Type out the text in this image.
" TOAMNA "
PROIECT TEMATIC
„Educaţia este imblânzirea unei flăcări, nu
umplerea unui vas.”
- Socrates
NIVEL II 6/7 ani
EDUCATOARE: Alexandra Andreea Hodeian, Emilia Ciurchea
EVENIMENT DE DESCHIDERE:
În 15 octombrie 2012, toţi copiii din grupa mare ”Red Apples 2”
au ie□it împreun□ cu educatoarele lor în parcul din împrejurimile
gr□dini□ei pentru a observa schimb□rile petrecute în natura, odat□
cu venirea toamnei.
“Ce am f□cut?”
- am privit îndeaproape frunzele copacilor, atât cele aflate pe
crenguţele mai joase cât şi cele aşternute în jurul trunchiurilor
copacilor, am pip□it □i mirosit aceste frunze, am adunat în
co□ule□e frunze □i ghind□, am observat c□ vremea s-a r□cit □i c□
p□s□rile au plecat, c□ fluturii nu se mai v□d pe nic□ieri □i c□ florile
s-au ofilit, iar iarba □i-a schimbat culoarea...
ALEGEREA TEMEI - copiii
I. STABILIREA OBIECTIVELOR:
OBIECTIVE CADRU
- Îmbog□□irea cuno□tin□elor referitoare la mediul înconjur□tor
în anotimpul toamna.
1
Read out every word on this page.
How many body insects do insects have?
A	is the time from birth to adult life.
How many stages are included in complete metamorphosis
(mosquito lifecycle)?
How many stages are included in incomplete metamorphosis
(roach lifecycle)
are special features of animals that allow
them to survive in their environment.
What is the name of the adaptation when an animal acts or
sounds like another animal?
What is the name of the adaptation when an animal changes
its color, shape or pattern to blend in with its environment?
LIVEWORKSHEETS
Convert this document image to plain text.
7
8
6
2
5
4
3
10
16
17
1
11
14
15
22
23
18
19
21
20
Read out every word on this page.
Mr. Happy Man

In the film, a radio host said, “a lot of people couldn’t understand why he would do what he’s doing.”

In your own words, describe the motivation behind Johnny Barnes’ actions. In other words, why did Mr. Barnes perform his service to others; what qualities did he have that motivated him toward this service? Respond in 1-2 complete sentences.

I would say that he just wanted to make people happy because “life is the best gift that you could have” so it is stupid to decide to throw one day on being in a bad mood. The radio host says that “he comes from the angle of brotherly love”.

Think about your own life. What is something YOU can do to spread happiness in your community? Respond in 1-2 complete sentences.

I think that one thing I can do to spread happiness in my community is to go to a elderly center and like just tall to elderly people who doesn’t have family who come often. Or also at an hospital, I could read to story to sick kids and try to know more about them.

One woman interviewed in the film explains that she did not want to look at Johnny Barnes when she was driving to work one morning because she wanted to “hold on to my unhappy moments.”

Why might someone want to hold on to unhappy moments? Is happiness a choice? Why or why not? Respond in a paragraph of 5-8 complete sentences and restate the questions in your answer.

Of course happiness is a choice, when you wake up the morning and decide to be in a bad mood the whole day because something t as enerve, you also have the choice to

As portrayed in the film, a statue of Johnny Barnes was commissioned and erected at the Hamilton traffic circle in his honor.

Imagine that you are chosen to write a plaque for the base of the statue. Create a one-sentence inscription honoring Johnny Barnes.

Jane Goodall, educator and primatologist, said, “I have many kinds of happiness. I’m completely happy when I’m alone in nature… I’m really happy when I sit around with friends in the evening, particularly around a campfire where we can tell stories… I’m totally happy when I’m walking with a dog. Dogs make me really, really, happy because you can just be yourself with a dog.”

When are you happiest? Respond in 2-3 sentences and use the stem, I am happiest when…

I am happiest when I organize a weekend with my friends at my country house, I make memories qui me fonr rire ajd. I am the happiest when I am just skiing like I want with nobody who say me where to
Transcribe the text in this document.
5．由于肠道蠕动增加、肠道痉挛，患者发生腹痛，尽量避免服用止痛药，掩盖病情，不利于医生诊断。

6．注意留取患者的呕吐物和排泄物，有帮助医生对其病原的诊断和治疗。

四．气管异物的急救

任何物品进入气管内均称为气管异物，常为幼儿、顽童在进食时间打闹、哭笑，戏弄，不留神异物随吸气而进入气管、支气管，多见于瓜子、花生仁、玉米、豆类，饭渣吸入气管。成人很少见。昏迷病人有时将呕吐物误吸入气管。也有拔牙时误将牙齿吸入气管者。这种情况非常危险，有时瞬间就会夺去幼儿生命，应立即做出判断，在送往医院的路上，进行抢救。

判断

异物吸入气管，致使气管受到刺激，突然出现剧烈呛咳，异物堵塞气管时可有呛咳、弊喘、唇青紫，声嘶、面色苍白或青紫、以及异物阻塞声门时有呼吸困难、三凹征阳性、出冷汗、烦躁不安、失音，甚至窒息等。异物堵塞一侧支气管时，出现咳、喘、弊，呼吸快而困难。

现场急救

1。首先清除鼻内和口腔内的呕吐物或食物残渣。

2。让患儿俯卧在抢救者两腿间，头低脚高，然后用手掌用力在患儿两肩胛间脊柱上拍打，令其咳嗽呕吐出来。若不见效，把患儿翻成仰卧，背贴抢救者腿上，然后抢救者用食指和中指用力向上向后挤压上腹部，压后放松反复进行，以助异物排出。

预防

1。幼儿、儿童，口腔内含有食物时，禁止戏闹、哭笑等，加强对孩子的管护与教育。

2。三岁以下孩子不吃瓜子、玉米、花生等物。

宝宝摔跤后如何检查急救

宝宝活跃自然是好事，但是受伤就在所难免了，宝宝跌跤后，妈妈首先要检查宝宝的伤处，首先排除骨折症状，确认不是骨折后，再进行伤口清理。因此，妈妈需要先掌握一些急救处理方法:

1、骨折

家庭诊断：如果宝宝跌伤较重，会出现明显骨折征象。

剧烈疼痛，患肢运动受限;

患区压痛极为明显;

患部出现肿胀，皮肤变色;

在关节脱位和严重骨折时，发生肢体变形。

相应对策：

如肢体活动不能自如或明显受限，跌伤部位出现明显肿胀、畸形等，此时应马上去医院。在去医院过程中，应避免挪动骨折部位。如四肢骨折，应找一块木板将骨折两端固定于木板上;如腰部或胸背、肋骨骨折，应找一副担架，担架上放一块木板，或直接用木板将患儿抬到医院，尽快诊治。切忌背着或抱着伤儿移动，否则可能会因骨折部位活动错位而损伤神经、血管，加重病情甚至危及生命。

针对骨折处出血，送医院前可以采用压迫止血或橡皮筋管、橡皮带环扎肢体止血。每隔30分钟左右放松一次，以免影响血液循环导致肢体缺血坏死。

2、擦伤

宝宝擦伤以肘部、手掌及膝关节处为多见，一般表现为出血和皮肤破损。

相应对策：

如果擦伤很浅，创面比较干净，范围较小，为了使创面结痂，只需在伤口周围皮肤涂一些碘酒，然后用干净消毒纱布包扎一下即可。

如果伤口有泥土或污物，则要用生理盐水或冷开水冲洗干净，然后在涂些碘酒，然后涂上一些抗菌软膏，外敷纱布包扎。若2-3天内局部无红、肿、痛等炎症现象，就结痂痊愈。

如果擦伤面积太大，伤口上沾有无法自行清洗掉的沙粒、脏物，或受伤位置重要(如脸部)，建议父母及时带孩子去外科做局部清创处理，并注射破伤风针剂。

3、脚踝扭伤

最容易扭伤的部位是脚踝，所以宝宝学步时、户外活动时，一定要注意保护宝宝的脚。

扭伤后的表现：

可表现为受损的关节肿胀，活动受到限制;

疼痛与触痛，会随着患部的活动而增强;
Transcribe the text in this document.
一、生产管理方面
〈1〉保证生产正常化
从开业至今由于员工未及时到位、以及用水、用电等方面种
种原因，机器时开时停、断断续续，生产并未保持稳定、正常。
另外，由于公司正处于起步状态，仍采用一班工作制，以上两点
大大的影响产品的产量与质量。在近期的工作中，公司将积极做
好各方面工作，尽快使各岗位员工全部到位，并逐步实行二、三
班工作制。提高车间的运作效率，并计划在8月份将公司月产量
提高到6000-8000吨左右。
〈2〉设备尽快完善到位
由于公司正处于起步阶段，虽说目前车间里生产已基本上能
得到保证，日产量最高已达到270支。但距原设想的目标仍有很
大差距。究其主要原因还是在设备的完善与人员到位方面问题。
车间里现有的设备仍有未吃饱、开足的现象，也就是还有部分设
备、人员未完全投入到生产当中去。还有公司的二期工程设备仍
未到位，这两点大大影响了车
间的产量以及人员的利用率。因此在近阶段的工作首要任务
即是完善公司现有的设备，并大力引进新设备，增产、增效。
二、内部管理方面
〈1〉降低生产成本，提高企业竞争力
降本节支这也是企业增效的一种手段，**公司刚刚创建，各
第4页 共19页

■ ■ ■

◆ The task
Count the lines that include the word "metamorphosis" and state the result as a bare number.

◆ Result below
2